Query Projections
Query projections are SQL-backed, output-only query fields provided by the optional QueryProjectionsPlugin. They are different from normal computed fields.
If you want to build your own plugin on the same query-field seam, see Writing Plugins.
- Computed fields run after the row is fetched, in JavaScript.
- Projected fields are selected inside the query, so they can participate in
SELECT,ORDER BY, and cursor pagination.
Use query projection fields when a derived value must behave like a real list field.
Typical cases:
- sorting by a derived label such as
full_name - cursor pagination over a derived value
- returning a derived SQL value without storing it
Do not use query projection fields for normal response decoration. Regular computed fields are simpler and remain the right default for that.

--- SOURCE INFORMATION ---

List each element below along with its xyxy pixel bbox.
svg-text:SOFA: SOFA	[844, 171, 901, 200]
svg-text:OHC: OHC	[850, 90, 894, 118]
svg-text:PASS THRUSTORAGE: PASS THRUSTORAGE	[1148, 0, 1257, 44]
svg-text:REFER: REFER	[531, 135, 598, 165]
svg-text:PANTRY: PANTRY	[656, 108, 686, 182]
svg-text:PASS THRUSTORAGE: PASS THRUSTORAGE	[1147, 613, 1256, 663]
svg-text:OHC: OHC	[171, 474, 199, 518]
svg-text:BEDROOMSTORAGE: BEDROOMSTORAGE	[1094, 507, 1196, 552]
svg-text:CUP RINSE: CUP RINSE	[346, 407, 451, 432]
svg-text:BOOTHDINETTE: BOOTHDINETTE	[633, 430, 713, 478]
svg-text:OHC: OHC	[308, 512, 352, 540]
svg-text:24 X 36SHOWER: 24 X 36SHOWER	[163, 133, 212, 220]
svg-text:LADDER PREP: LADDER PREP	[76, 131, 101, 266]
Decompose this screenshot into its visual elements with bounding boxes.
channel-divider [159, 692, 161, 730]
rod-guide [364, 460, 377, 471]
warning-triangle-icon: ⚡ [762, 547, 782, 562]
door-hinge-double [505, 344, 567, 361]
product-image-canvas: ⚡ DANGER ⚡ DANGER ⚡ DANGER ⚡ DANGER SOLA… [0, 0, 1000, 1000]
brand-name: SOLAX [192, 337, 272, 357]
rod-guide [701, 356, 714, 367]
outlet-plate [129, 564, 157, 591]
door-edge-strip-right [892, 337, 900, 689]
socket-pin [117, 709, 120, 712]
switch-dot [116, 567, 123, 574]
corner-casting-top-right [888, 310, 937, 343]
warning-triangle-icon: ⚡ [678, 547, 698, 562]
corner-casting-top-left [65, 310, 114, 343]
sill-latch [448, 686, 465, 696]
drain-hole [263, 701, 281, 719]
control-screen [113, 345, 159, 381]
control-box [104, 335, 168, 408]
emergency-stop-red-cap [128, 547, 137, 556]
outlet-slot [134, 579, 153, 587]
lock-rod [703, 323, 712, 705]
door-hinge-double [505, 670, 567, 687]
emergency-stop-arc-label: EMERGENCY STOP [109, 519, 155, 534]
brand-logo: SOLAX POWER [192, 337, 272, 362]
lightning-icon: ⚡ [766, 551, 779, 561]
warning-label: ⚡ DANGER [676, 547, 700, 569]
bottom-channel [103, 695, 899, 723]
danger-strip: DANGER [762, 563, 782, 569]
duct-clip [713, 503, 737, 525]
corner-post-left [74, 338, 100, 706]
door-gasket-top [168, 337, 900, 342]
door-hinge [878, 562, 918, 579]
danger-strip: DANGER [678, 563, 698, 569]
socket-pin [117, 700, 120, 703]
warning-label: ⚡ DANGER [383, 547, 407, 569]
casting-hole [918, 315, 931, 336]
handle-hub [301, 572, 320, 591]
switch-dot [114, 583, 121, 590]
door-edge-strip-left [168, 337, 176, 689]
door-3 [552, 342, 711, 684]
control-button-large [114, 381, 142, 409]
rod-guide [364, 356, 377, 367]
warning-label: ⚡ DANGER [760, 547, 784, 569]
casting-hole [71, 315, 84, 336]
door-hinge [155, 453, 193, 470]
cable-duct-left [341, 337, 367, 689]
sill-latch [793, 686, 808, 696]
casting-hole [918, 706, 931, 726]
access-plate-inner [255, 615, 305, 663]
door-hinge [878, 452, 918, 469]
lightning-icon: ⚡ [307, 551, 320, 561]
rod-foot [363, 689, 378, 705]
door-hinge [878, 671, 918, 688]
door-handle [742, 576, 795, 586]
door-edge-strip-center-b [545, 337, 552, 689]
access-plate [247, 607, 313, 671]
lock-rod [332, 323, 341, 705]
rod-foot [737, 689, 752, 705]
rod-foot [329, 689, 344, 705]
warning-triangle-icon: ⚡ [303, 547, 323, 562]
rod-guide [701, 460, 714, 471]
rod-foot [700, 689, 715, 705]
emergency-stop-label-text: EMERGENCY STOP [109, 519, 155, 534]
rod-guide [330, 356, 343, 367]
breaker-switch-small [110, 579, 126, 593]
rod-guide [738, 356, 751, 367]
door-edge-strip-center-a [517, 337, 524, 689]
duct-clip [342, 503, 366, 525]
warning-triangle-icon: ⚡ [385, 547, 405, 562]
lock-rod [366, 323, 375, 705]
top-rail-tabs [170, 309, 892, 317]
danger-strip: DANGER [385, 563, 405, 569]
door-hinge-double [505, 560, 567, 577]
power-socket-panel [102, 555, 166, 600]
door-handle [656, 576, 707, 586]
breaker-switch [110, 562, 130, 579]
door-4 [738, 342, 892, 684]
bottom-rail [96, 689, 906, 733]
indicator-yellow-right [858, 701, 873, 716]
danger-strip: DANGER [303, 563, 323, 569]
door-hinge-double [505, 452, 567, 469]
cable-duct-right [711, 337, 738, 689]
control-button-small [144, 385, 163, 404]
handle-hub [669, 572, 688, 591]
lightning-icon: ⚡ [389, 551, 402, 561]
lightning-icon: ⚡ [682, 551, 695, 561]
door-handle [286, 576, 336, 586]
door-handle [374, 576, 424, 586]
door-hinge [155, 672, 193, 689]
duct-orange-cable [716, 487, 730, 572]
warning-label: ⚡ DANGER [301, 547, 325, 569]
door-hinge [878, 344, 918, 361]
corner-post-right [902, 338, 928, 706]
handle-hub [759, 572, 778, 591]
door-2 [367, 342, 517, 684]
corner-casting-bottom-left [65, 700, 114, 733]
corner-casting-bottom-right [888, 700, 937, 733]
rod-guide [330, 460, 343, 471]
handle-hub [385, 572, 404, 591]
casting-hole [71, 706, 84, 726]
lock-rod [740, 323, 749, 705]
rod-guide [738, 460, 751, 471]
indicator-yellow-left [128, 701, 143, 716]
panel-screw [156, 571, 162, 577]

--- REQUIRED WORK ---
Can you reproduce the query projections passage word for word, starting with "If you want" and going on through "real list field."? The records come from a separate source.

--- RESULT OF THIS TASK ---
If you want to build your own plugin on the same query-field seam, see Writing Plugins.
- Computed fields run after the row is fetched, in JavaScript.
- Projected fields are selected inside the query, so they can participate in
SELECT,ORDER BY, and cursor pagination.
Use query projection fields when a derived value must behave like a real list field.